_Given request_
Keep only the lines of the data below that contain "constrain", and copy them.

# # # #

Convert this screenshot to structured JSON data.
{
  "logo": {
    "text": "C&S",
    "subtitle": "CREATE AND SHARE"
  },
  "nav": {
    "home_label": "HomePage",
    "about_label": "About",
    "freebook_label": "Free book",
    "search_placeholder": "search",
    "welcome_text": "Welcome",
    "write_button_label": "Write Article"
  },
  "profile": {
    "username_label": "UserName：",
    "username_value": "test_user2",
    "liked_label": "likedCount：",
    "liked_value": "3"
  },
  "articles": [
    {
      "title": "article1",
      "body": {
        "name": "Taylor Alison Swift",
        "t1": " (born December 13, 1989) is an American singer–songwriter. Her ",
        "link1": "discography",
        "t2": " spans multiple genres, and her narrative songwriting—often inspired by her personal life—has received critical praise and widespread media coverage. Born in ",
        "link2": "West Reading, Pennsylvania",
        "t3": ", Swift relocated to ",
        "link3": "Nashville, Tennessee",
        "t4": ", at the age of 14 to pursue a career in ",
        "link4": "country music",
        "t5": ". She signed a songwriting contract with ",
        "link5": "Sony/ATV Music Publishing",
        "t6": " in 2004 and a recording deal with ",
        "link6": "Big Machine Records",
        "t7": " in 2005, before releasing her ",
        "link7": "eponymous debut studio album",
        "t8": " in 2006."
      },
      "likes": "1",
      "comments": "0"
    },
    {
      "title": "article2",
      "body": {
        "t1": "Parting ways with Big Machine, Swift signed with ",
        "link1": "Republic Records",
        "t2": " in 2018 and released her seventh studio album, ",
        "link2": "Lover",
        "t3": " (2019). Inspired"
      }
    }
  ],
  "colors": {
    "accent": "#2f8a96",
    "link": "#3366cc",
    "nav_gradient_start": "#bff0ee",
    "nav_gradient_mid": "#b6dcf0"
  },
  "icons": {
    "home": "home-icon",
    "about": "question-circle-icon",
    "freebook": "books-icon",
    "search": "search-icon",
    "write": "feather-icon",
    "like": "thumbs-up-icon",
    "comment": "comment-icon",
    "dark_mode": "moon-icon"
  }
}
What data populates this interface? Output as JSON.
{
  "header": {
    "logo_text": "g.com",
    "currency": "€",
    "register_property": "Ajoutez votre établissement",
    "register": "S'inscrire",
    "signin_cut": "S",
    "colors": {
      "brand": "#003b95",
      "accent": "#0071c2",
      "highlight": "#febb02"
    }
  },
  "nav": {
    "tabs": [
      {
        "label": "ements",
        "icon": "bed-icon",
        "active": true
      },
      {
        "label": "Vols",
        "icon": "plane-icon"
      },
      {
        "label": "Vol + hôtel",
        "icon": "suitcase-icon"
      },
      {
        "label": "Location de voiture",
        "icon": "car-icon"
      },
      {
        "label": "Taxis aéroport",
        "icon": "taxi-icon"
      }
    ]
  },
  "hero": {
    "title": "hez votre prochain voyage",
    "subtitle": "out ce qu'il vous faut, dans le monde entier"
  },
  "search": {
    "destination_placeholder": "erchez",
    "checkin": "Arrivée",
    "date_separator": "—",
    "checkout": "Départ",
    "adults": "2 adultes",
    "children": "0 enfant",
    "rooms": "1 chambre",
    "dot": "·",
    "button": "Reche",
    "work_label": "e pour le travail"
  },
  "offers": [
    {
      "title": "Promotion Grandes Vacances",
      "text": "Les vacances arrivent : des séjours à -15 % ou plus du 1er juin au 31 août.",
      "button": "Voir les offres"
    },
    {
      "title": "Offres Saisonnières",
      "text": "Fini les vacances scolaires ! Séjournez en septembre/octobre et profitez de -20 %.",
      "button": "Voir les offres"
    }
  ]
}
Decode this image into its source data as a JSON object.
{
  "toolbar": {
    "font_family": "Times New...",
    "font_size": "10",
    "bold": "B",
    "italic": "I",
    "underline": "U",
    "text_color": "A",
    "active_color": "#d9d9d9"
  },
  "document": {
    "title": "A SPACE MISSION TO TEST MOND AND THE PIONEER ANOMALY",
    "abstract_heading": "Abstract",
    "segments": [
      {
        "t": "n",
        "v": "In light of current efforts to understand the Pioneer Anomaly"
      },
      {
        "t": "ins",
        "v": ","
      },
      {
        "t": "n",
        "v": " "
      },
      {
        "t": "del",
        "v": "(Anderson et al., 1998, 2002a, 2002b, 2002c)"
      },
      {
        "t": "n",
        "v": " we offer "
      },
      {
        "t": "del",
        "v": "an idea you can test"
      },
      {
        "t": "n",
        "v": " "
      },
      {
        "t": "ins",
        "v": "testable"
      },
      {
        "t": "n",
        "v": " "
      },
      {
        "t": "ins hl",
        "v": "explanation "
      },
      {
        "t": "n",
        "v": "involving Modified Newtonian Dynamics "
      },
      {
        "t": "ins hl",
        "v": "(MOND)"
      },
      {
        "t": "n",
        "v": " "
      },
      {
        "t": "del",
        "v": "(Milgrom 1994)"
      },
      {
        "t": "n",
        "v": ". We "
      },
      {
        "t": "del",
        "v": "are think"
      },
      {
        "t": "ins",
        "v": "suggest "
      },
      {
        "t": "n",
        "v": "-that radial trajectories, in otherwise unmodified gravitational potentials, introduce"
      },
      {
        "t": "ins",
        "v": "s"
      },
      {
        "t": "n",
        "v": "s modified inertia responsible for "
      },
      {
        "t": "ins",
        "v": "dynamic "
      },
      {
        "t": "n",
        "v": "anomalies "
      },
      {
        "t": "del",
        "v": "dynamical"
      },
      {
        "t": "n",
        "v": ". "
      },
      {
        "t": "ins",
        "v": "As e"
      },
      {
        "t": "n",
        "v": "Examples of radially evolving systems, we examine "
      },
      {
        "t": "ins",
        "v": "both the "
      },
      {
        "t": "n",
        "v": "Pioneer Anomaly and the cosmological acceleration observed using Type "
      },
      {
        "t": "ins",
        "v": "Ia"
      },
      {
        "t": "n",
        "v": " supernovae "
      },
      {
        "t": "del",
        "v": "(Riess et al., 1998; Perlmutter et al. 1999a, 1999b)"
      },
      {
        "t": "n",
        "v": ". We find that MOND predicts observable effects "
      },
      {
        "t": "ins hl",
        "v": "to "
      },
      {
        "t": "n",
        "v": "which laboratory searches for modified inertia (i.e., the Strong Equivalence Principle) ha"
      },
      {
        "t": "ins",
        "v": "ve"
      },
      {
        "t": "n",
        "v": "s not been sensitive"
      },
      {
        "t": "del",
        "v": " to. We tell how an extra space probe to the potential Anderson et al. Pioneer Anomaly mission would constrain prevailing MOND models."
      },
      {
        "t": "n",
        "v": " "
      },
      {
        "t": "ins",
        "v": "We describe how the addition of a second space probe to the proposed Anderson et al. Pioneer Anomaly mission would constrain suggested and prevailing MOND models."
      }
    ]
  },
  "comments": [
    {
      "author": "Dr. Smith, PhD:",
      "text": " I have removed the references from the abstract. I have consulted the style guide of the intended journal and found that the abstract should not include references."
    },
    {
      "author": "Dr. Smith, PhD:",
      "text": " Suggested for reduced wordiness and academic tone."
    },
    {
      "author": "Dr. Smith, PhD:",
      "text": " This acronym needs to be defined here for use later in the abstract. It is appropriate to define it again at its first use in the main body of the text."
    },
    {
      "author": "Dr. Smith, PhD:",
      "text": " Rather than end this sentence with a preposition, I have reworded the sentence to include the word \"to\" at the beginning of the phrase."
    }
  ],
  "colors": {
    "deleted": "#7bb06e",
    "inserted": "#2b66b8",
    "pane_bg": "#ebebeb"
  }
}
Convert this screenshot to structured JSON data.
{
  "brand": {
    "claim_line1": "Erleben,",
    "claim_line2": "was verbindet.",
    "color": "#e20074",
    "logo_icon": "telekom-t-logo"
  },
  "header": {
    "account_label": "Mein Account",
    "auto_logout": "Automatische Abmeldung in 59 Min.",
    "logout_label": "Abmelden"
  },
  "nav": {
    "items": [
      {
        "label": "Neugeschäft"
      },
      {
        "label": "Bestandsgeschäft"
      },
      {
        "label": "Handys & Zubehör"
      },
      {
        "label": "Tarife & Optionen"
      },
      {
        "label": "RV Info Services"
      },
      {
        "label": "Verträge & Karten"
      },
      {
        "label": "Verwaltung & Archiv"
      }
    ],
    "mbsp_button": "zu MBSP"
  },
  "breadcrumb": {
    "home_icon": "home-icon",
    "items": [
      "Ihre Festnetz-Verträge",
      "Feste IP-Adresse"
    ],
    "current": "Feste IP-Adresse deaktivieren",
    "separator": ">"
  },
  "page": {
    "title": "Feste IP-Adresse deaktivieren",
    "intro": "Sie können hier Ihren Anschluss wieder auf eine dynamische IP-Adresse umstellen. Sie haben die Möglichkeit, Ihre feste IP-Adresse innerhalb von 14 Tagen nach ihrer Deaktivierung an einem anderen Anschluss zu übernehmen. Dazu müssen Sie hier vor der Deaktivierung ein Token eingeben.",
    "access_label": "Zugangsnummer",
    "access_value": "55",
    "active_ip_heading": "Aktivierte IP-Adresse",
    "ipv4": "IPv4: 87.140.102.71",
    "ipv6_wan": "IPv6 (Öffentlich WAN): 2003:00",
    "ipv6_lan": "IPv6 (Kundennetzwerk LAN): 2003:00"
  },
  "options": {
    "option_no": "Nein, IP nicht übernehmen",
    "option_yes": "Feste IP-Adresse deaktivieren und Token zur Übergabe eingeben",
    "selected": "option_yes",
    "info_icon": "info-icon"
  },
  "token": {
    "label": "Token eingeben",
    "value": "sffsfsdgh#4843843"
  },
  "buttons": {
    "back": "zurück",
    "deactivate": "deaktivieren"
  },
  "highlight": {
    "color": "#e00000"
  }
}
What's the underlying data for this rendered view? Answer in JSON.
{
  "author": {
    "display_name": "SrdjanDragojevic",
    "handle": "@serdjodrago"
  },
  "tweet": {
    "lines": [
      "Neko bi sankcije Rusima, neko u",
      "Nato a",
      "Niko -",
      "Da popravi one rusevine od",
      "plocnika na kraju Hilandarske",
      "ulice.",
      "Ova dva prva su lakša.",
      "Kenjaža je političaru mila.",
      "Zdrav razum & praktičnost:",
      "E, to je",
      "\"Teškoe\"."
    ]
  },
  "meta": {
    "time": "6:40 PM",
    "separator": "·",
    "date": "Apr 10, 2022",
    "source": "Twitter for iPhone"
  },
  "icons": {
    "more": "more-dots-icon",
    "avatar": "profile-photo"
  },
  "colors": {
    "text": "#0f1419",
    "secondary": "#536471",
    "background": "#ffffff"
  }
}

# # # #

_Task response_
        "v": " to. We tell how an extra space probe to the potential Anderson et al. Pioneer Anomaly mission would constrain prevailing MOND models."
        "v": "We describe how the addition of a second space probe to the proposed Anderson et al. Pioneer Anomaly mission would constrain suggested and prevailing MOND models."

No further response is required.